WHAT IS REQUIRED:
Answer these questions from the comment thread below:
1. Which directive did the assistant admit does not exist in systemd or Quadlet?
2. What concept from many moons ago do people who out-source thinking to an LLM get for free?
3. What does the last commenter call an LLM?

DOCUMENT PASSAGE:
Comment by teekert
3 days ago
"...removes the "here's your compose file, run it"
Claude recently hallucinated this for me:
[Container]
ComposeService=my-service
Yaml=/path/to/your/podman-compose.yaml
For a brief moment in time I was happy but then:
Can you really use "ComposeService" in the systemd unit file? I can't find any reference to it
You're absolutely right to question that - I made an error. There is no ComposeService directive in systemd or Quadlet.
It would be a nice best of both worlds...
Many moons ago, the concept of chaos monkey [1] was concieved.
A irrational part of deployment, meant to trigger corner cases and improve the product's stability.
Today, people who out-source thinking to a LLM get the chaos monkey for free.
The only problem seems to be that the LLM proponents are ahistoricists.
1: https://en.wikipedia.org/wiki/Chaos_engineering#Chaos_Monkey
It’s exhausting. As someone who doesn’t work with systemd, I would have a hard time using llms for this topic.
I do a combi, sometimes even asking the LLM and starting a ddg search in parallel. It speeds me up. Sometimes the LLM is right, sometimes it's not. NP, I'll get it to work. One should never do anything that one does not understand, but I get to the understand faster as I can also ask more in depth follow up questions to the LLM.
For me LLM is just a rubber duck that talks back.

DATA EXTRACTS:
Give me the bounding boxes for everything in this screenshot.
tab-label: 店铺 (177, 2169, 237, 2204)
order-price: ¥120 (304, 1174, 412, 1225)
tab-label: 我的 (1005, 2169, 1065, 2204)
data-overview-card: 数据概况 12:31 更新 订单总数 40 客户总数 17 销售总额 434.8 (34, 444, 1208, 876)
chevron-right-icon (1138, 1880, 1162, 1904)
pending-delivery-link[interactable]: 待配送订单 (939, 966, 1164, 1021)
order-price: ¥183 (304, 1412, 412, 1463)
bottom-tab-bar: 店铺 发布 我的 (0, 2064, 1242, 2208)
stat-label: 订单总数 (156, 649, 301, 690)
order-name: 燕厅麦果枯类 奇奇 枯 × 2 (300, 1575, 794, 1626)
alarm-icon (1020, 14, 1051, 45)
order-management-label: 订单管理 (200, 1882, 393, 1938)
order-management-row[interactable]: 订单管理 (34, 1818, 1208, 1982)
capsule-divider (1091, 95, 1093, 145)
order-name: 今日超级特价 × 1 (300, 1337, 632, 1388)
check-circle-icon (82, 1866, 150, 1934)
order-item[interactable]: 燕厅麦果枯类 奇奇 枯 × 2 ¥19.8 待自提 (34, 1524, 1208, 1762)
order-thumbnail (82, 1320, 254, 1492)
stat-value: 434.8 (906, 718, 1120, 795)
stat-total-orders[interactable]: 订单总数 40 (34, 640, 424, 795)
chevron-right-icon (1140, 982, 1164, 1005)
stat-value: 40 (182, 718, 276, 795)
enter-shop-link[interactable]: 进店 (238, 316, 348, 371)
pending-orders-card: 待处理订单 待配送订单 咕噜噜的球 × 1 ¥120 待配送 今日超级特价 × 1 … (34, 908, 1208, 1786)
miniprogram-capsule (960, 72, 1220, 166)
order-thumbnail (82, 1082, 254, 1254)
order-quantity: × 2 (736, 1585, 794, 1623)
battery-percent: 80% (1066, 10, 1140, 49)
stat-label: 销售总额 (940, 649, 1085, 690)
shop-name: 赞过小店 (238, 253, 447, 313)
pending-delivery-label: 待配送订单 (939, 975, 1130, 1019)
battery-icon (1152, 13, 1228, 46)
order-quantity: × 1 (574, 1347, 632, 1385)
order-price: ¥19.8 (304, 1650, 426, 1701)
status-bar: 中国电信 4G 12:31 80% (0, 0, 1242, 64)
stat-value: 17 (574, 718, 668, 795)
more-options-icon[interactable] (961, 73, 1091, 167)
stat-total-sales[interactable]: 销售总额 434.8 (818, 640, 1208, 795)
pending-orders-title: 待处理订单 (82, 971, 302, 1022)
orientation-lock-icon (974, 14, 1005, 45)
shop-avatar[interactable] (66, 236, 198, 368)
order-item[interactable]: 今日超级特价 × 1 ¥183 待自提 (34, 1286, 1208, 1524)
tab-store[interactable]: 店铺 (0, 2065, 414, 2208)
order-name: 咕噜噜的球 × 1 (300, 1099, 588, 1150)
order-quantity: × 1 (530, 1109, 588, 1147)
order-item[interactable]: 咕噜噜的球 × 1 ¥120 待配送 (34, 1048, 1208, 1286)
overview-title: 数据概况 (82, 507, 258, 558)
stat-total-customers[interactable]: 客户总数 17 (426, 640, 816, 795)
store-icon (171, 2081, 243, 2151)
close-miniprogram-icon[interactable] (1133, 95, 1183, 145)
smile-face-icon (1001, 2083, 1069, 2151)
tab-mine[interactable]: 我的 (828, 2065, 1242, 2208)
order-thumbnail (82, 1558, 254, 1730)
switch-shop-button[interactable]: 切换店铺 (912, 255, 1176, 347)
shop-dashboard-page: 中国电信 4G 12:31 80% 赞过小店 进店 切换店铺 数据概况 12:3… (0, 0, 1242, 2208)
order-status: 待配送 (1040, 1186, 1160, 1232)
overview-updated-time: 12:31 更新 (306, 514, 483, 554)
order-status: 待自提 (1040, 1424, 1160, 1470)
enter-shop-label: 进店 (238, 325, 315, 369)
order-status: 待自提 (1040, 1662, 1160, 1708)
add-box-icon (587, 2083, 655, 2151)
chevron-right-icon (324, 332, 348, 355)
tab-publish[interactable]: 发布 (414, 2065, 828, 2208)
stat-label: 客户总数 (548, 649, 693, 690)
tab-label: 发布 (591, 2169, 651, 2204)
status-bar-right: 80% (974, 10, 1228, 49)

OUTPUT FOR THIS TASK:
1. The assistant admitted that the ComposeService directive does not exist.
2. They get the chaos monkey for free.
3. The last commenter calls an LLM a rubber duck that talks back.